§ **Excerpted records**:
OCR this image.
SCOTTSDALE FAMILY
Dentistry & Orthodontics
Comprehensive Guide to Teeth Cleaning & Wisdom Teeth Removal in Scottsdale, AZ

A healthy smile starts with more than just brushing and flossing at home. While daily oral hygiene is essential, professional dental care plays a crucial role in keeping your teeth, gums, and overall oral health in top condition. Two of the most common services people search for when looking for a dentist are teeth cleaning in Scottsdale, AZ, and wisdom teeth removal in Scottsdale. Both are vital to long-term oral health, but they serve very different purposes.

--

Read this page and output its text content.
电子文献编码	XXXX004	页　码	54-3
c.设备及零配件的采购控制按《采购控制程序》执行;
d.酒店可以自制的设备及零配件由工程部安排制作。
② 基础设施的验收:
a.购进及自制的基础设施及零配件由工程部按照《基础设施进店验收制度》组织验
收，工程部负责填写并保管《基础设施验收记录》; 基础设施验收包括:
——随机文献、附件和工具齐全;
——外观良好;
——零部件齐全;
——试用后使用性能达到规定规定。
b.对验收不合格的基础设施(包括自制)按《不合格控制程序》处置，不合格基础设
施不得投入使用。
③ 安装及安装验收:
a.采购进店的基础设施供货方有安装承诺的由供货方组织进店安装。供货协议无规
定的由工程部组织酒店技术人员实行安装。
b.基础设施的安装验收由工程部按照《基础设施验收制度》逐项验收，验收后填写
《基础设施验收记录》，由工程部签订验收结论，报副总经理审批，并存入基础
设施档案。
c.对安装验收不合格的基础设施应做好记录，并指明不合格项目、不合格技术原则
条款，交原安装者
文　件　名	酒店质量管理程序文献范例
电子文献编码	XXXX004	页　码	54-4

§ **Stated exercise**: Only the number is needed here: how many lines of the records contain "this"?

§ **Right answer**: 2